Dataset excerpt
--- start ---

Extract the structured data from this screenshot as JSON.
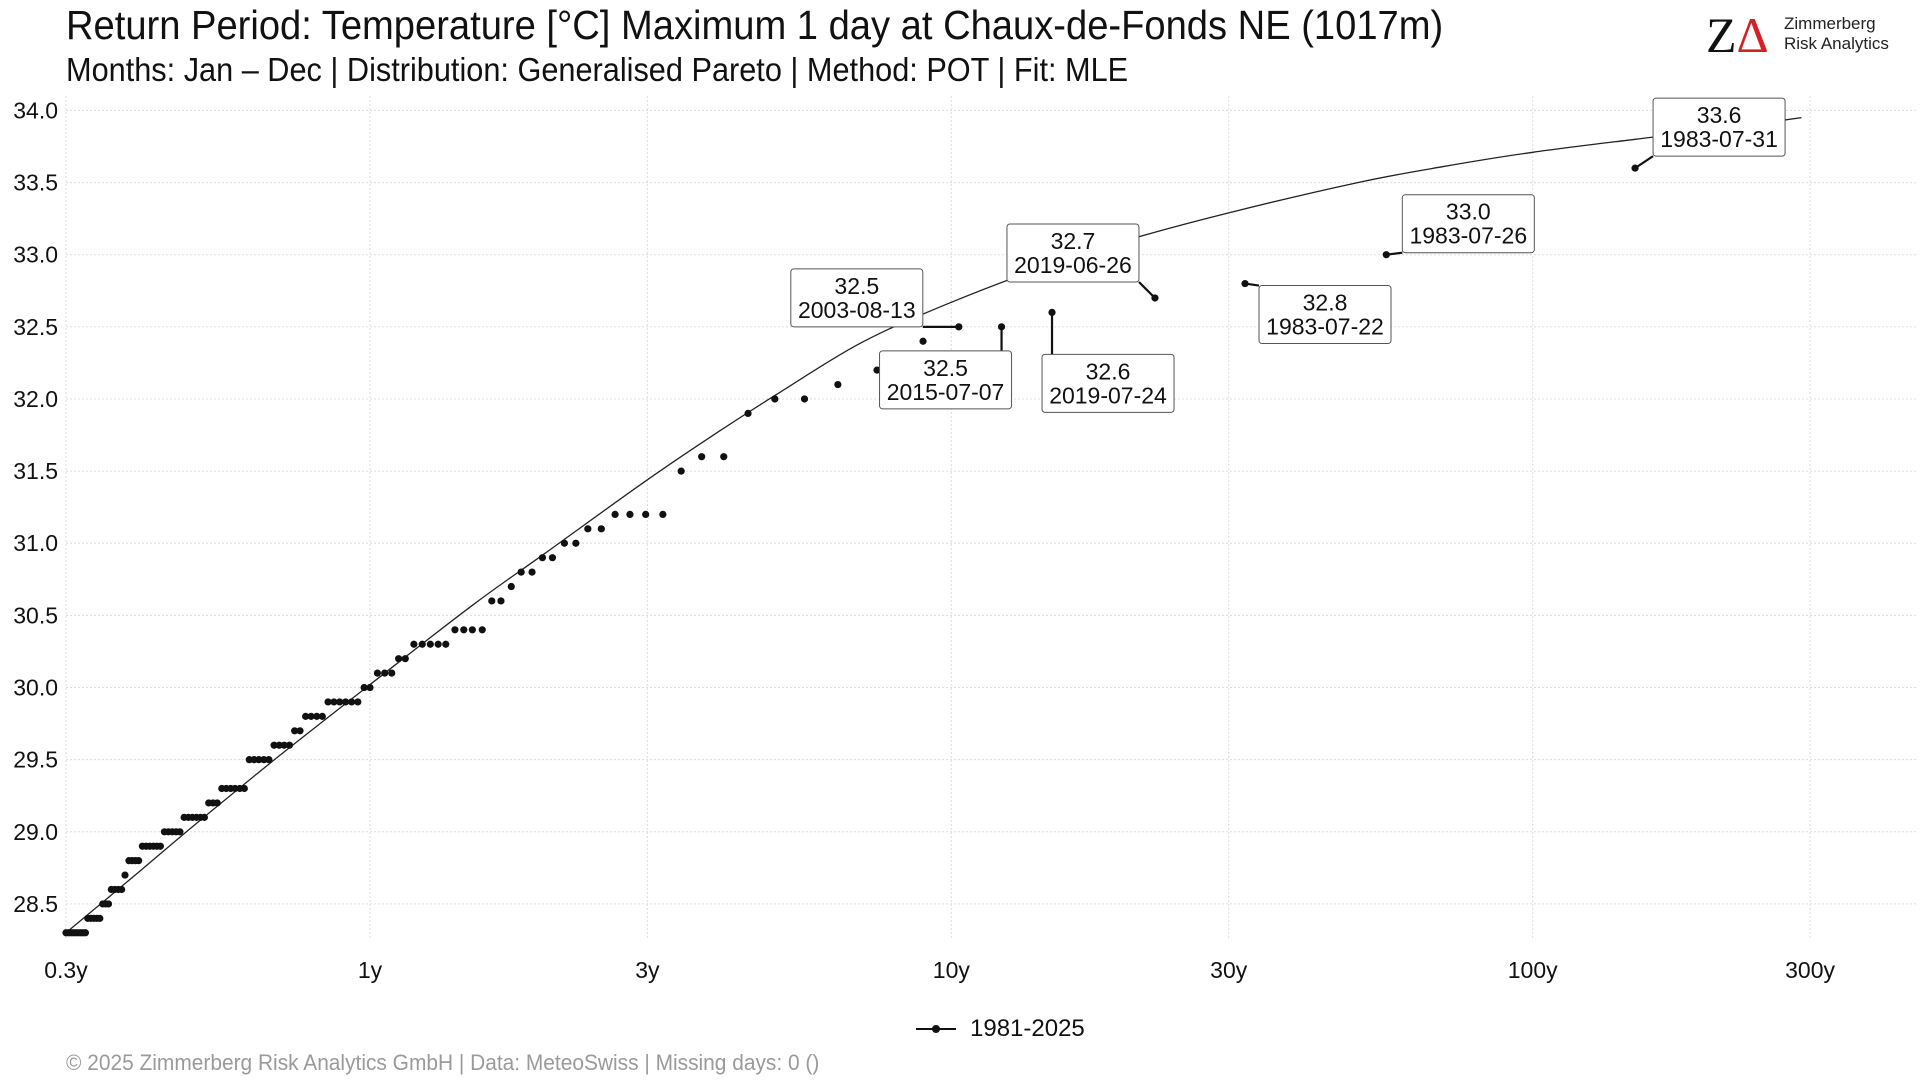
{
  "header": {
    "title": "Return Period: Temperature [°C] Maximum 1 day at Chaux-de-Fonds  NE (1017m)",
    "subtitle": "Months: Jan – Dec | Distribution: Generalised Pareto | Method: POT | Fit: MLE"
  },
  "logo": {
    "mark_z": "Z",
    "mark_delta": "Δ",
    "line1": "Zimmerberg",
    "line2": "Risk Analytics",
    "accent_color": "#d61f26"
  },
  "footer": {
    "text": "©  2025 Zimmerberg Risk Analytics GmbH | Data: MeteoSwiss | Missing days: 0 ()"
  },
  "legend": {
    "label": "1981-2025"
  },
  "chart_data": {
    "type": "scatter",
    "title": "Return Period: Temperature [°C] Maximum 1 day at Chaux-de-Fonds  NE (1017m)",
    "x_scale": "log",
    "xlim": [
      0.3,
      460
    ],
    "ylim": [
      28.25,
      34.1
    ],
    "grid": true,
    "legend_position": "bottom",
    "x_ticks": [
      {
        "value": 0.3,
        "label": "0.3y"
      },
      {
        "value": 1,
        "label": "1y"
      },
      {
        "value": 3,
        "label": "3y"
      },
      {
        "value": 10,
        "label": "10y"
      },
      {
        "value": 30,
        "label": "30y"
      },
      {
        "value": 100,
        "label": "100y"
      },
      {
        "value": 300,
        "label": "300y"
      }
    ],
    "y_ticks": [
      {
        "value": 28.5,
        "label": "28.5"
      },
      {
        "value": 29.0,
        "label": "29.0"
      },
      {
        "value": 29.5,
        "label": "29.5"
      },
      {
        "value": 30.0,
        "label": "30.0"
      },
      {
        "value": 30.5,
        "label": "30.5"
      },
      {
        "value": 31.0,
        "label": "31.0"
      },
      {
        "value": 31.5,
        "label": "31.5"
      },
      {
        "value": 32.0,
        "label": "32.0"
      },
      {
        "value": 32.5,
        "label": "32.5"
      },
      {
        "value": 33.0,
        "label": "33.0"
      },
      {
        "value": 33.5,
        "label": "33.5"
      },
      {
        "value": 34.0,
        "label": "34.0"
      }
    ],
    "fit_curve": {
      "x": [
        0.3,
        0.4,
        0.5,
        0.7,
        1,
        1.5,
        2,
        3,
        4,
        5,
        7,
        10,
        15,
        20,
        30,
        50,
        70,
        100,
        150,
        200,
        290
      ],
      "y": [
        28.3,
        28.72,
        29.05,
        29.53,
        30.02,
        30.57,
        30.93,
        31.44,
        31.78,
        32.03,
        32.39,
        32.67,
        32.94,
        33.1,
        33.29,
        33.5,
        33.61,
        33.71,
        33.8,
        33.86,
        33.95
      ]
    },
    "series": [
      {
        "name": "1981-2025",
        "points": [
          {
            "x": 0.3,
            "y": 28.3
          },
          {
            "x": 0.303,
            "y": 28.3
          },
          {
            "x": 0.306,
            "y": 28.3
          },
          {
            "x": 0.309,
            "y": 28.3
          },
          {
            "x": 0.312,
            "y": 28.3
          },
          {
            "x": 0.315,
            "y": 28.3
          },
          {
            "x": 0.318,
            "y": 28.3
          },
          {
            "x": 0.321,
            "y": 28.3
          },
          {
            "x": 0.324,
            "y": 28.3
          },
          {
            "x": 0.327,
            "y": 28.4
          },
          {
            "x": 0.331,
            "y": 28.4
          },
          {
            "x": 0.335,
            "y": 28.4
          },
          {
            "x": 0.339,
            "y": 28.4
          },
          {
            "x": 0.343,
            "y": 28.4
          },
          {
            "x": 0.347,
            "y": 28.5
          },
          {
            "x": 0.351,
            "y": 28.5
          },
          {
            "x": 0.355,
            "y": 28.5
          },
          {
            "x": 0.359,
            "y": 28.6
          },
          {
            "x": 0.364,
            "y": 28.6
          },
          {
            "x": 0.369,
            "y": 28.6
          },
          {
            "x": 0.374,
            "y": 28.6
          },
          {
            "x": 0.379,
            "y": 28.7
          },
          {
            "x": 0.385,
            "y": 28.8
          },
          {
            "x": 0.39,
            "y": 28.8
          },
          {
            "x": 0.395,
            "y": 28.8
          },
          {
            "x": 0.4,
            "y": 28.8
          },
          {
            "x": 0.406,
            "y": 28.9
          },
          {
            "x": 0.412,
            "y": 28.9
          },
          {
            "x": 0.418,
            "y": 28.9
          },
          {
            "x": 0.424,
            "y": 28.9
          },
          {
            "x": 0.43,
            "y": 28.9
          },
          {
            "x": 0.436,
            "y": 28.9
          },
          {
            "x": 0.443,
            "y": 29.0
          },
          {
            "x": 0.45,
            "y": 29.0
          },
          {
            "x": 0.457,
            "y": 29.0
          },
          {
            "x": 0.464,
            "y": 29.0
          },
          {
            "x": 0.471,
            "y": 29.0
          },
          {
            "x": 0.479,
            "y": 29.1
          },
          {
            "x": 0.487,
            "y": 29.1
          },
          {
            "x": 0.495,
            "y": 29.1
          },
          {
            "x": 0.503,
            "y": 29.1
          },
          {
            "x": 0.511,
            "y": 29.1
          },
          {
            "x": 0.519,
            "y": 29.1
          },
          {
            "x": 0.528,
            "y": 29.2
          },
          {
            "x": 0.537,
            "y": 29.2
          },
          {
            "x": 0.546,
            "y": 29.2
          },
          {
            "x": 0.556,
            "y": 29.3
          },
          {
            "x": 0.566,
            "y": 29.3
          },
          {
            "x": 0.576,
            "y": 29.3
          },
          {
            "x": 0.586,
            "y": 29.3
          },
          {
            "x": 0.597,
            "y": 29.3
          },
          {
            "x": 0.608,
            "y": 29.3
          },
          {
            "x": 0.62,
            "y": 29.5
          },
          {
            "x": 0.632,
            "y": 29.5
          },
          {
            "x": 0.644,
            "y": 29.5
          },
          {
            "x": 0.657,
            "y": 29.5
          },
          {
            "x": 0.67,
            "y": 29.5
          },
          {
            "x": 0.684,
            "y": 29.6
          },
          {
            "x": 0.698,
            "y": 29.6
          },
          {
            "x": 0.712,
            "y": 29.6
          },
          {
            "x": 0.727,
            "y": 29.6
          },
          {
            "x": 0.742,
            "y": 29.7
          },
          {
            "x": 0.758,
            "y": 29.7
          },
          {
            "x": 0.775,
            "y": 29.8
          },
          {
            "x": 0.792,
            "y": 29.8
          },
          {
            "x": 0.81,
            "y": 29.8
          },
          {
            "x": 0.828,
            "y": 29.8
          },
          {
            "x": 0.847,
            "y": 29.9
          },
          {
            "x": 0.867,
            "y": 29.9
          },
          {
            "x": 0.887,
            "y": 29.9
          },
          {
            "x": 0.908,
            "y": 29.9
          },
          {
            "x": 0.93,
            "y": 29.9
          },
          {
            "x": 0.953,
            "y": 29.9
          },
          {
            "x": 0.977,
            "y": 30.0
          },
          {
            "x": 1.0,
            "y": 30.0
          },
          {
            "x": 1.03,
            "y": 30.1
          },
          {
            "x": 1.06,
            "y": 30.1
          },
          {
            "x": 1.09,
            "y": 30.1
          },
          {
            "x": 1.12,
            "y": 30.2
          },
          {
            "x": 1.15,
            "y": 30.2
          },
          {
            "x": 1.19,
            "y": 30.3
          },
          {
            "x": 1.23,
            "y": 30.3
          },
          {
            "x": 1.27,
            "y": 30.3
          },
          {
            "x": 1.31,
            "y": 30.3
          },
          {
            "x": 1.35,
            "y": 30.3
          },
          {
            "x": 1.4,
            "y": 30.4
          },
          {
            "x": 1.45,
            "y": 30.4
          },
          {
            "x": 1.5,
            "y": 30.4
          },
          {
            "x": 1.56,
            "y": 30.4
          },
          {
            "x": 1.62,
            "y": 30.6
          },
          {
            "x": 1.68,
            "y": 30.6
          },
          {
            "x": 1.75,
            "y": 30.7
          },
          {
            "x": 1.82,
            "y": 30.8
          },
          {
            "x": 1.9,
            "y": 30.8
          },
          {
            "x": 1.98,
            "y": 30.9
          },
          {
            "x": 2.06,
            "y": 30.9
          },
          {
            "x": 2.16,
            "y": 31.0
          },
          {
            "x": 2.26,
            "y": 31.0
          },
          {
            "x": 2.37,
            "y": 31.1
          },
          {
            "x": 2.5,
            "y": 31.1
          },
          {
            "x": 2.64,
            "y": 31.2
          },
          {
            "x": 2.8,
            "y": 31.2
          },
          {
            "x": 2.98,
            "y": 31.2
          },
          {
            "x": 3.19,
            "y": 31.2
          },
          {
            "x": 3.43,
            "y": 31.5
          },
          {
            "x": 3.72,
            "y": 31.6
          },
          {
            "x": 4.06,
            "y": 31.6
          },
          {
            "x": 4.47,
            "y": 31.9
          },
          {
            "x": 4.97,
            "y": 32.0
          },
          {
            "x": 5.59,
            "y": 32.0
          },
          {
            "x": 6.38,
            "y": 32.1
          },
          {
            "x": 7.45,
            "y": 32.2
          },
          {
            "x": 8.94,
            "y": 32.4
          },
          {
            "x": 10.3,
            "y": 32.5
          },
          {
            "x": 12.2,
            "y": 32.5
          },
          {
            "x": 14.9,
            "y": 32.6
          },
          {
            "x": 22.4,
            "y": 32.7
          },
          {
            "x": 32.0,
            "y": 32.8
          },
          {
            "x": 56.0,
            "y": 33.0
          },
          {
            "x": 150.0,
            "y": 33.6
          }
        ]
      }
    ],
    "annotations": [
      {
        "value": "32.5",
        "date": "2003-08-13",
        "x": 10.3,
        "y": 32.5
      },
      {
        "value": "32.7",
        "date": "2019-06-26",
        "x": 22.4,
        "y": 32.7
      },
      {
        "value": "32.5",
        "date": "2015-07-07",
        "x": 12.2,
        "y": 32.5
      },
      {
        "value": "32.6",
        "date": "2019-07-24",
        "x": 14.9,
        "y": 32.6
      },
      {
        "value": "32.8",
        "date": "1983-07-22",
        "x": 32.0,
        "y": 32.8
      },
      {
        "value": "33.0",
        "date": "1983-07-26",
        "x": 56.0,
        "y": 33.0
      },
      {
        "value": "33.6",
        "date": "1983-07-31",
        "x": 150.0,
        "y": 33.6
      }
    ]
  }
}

--- end ---
--- start ---

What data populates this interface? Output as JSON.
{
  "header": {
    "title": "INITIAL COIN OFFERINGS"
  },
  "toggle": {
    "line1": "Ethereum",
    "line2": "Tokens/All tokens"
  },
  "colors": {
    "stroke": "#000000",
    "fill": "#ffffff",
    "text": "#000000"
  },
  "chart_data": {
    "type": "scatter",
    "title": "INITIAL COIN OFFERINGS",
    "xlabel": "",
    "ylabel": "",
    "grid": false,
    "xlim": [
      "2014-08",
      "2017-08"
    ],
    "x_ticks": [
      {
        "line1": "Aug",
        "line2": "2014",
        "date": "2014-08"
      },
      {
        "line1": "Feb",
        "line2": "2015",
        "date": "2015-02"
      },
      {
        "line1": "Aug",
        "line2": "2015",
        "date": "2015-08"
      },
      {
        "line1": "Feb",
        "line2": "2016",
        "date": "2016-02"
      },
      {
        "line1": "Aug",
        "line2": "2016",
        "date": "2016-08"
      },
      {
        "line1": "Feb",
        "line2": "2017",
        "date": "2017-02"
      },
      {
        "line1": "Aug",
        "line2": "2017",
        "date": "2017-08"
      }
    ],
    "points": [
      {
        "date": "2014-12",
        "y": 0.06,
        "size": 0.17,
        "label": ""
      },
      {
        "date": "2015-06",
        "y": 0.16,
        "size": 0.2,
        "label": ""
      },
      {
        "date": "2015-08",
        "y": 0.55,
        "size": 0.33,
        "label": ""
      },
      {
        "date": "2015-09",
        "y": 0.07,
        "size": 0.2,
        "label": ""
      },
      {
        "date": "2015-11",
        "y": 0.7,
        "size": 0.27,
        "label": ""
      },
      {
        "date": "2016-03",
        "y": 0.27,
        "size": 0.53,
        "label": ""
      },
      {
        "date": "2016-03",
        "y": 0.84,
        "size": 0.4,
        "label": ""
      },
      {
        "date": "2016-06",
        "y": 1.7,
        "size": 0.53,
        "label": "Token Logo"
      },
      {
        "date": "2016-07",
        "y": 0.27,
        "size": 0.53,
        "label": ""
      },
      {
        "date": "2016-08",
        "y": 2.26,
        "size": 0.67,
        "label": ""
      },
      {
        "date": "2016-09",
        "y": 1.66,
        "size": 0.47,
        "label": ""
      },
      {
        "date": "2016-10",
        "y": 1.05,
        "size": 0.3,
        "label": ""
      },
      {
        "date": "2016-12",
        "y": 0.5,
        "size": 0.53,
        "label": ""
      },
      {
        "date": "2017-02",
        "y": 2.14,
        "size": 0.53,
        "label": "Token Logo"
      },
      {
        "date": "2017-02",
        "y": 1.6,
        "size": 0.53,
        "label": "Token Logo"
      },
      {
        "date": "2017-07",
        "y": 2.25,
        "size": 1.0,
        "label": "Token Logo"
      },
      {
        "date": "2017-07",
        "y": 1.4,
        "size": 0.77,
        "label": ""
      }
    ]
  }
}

--- end ---

Above are the records. Identify each line that contains the word "COIN".

    "title": "INITIAL COIN OFFERINGS"
    "title": "INITIAL COIN OFFERINGS",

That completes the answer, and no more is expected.